[STATED GOAL]
Gather each line in the entries that includes the string "rate".

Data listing
________

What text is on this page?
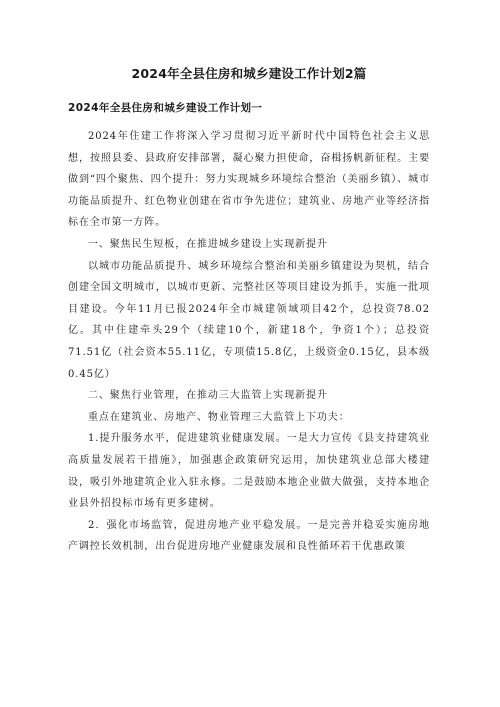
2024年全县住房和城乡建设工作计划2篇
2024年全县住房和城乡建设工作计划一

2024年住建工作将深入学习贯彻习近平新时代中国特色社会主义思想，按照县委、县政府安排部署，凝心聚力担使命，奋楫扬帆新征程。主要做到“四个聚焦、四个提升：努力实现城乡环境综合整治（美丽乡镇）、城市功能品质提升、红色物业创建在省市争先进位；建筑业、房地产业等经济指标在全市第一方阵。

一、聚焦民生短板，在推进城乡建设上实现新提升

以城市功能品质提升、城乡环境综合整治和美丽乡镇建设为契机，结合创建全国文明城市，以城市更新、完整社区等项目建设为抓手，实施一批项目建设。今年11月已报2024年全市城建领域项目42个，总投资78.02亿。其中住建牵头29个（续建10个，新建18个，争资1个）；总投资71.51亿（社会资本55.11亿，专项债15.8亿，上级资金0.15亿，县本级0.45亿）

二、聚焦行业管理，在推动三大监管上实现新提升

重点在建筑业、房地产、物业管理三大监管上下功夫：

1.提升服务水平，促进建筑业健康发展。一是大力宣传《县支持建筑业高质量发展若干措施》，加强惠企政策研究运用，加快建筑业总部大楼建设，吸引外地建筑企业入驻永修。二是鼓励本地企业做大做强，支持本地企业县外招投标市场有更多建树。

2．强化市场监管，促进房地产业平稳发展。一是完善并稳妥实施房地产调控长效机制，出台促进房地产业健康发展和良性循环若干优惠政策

________

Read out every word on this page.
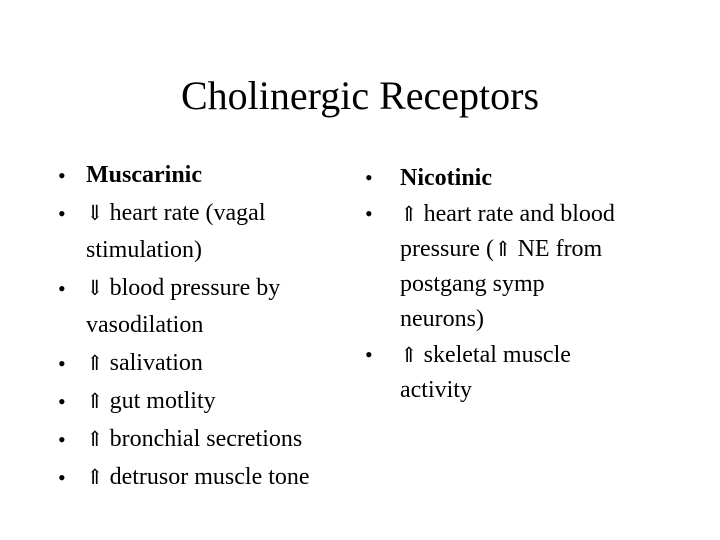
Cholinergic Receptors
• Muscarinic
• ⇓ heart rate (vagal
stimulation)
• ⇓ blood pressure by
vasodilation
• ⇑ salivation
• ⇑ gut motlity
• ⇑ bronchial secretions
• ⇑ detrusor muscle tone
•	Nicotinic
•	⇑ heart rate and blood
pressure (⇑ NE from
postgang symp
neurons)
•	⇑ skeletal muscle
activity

________

[ANSWER FOR THE TASK]
• ⇓ heart rate (vagal
•	⇑ heart rate and blood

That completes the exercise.